# [What is expected]
Output every record word for word.

# [Listed entries]

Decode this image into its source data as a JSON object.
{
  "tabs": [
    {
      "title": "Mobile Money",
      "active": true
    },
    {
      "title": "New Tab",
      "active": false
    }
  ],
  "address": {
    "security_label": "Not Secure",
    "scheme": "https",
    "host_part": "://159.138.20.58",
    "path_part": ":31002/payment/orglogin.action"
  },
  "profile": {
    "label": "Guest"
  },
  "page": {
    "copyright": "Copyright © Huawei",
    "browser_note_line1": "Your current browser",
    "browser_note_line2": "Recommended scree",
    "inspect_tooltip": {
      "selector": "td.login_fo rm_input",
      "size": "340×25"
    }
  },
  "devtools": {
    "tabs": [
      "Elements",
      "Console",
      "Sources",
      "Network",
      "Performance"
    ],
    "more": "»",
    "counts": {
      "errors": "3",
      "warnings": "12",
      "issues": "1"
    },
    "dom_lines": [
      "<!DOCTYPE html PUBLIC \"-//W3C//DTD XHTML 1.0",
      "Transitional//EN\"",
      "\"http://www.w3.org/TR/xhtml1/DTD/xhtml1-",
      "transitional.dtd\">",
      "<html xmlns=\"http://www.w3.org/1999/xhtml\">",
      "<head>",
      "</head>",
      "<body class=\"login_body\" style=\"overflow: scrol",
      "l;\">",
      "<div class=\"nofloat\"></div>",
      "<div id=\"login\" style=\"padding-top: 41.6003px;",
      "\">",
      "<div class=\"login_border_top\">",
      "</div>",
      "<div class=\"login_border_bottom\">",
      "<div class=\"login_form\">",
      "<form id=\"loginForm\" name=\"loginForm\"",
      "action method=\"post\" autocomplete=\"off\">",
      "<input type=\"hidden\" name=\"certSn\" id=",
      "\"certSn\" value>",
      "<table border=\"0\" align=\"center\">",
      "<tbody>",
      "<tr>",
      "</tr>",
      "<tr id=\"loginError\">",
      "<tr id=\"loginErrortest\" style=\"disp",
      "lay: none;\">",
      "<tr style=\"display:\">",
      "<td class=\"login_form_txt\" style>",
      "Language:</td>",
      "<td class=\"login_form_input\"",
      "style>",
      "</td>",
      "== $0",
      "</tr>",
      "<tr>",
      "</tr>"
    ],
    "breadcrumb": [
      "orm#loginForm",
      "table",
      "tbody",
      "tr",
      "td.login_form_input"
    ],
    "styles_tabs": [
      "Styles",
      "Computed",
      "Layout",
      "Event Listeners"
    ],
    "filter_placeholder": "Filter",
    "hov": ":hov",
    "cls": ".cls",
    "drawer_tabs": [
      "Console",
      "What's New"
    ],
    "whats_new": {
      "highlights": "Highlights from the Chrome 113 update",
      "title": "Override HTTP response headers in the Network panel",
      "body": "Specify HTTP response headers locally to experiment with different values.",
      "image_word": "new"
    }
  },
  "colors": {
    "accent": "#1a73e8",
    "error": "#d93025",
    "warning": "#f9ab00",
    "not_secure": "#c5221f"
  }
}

# [Solution below]
Decode this image into its source data as a JSON object.
{
  "tabs": [
    {
      "title": "Mobile Money",
      "active": true
    },
    {
      "title": "New Tab",
      "active": false
    }
  ],
  "address": {
    "security_label": "Not Secure",
    "scheme": "https",
    "host_part": "://159.138.20.58",
    "path_part": ":31002/payment/orglogin.action"
  },
  "profile": {
    "label": "Guest"
  },
  "page": {
    "copyright": "Copyright © Huawei",
    "browser_note_line1": "Your current browser",
    "browser_note_line2": "Recommended scree",
    "inspect_tooltip": {
      "selector": "td.login_fo rm_input",
      "size": "340×25"
    }
  },
  "devtools": {
    "tabs": [
      "Elements",
      "Console",
      "Sources",
      "Network",
      "Performance"
    ],
    "more": "»",
    "counts": {
      "errors": "3",
      "warnings": "12",
      "issues": "1"
    },
    "dom_lines": [
      "<!DOCTYPE html PUBLIC \"-//W3C//DTD XHTML 1.0",
      "Transitional//EN\"",
      "\"http://www.w3.org/TR/xhtml1/DTD/xhtml1-",
      "transitional.dtd\">",
      "<html xmlns=\"http://www.w3.org/1999/xhtml\">",
      "<head>",
      "</head>",
      "<body class=\"login_body\" style=\"overflow: scrol",
      "l;\">",
      "<div class=\"nofloat\"></div>",
      "<div id=\"login\" style=\"padding-top: 41.6003px;",
      "\">",
      "<div class=\"login_border_top\">",
      "</div>",
      "<div class=\"login_border_bottom\">",
      "<div class=\"login_form\">",
      "<form id=\"loginForm\" name=\"loginForm\"",
      "action method=\"post\" autocomplete=\"off\">",
      "<input type=\"hidden\" name=\"certSn\" id=",
      "\"certSn\" value>",
      "<table border=\"0\" align=\"center\">",
      "<tbody>",
      "<tr>",
      "</tr>",
      "<tr id=\"loginError\">",
      "<tr id=\"loginErrortest\" style=\"disp",
      "lay: none;\">",
      "<tr style=\"display:\">",
      "<td class=\"login_form_txt\" style>",
      "Language:</td>",
      "<td class=\"login_form_input\"",
      "style>",
      "</td>",
      "== $0",
      "</tr>",
      "<tr>",
      "</tr>"
    ],
    "breadcrumb": [
      "orm#loginForm",
      "table",
      "tbody",
      "tr",
      "td.login_form_input"
    ],
    "styles_tabs": [
      "Styles",
      "Computed",
      "Layout",
      "Event Listeners"
    ],
    "filter_placeholder": "Filter",
    "hov": ":hov",
    "cls": ".cls",
    "drawer_tabs": [
      "Console",
      "What's New"
    ],
    "whats_new": {
      "highlights": "Highlights from the Chrome 113 update",
      "title": "Override HTTP response headers in the Network panel",
      "body": "Specify HTTP response headers locally to experiment with different values.",
      "image_word": "new"
    }
  },
  "colors": {
    "accent": "#1a73e8",
    "error": "#d93025",
    "warning": "#f9ab00",
    "not_secure": "#c5221f"
  }
}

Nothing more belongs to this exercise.